REQUIRED TASKS:
a - In the Thunderbird planning page, turn the paragraph that begins "I would estimate that we need a team" into a short list, keeping its main facts.
b - Carry on the Thunderbird planning page after its final sentence.

PAGE EXCERPT:
============
Thunderbird/NextGeneration/Planning

From MozillaWiki
Jump to: navigation, search
Do not edit this page THIS PAGE IS PROPOSED FOR DELETION 2019-11-15
This page contains personal plans that are no longer relevant, and could be confusing for people looking into Thunderbird plans. Should have been on a user page to start with.

Maintain old Thunderbird code base

During the time while the new rewrite is implemented, a smaller part of the staff will maintain Thunderbird, as they have done in the last 2 years. We keep up with Gecko changes, and fix smaller bugs. But we will not do major refactoring or big new features on the old codebase.

This gives users a continuously updates Thunderbird. Particularly important are security updates for security holes found in Gecko, which Thunderbird inherits. They might be exposed in HTML emails, RSS feeds or other places where Thunderbird shows HTML and renders images.

Effort

I would estimate that we need a team of 10 full time developers, for 3 years. We need 2 persons for the framework, 3 for backend modules, 4 for frontend UI, and 1 for theming.

Those who work on TB:NG need to concentrate exclusively on this project, to not be distracted.

Year 1

In the first year, we are laying the foundation, getting the framework sorted out, building infrastructure etc..

After 1 year, I would expect a first demo that can read and write email, but with a very minimal feature set and many rough edges. A few enthusiastic first alpha users might be able to use it for their email needs, and some developers can use it for their daily needs.
============
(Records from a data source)
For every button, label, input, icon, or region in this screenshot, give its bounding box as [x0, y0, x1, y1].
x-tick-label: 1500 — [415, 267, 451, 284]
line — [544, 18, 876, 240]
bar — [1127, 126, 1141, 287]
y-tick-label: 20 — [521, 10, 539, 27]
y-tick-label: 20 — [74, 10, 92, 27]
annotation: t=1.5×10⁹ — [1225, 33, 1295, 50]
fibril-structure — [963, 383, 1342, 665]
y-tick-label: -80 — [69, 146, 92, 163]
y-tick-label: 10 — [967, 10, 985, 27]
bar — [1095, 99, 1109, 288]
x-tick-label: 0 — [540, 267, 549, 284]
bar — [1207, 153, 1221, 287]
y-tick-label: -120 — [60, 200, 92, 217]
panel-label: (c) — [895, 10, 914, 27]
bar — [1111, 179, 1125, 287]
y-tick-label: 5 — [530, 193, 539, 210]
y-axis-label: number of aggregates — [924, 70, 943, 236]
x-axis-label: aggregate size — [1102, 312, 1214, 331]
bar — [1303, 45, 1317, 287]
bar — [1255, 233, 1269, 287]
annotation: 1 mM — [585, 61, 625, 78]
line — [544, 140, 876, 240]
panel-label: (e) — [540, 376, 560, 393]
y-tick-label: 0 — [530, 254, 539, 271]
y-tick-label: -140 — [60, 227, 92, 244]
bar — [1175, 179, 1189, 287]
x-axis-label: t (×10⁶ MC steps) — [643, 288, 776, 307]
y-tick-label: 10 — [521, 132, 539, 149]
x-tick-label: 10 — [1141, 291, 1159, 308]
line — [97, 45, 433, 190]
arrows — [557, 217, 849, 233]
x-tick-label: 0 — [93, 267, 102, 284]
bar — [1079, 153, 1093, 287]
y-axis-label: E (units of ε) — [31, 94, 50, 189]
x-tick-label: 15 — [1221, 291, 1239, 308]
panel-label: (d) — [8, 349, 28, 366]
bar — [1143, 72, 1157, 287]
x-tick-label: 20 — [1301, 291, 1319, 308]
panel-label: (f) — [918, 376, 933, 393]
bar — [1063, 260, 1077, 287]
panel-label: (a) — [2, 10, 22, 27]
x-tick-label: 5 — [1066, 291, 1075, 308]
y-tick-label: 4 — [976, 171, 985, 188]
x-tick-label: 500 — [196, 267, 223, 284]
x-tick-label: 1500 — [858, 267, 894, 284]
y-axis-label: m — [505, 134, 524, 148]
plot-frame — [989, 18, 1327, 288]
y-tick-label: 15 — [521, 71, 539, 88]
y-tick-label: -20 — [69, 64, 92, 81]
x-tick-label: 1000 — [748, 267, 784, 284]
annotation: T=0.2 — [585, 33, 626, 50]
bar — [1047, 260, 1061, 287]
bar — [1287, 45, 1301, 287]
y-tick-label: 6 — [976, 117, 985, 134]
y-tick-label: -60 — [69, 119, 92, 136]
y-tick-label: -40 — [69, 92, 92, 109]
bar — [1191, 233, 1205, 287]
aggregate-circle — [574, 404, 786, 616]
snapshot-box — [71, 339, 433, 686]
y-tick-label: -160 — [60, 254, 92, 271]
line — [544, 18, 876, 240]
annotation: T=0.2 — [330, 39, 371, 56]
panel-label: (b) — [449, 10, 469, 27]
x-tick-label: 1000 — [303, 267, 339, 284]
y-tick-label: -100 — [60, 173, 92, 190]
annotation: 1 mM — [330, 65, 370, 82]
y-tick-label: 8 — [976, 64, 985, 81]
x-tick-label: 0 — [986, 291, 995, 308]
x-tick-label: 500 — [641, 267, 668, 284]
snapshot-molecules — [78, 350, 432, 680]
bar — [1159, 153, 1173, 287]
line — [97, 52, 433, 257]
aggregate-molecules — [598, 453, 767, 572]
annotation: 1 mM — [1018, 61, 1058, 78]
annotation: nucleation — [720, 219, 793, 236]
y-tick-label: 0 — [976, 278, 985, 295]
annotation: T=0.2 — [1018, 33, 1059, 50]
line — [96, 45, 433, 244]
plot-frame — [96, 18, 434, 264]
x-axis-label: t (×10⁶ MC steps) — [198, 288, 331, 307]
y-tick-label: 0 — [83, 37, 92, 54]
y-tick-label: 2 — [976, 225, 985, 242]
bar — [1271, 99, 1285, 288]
============
SOLVED PROBLEMS:
a -
- Team size: 10 full-time developers for 3 years
- Framework: 2 people
- Backend modules: 3 people
- Frontend UI: 4 people
- Theming: 1 person

b -
Year 2

In the second year, we would concentrate on building the important features that are needed for most users.

After 2 years, we should have an email client that's appealing to most normal users. Even some power users might like it, because we have advanced features that no other client has, but they will miss some features.

Year 3

In the third year, we concentrate on feature parity to the old Thunderbird. We add any features that Thunderbird currently has and are appreciated by the existing userbase. We also add functionality that allows larger deployments, as a significant part of userbase are enterprises.

Any features that are used by significantly less than 1% of the userbase will not be implemented, in favor of other features that are desperately needed today.

After 3 years, 95% of the existing Thunderbird userbase should find the features they need in the new implementation. There will be some changes and adoptions necessary, but there should be a way to do what they need. That's what I call "feature parity".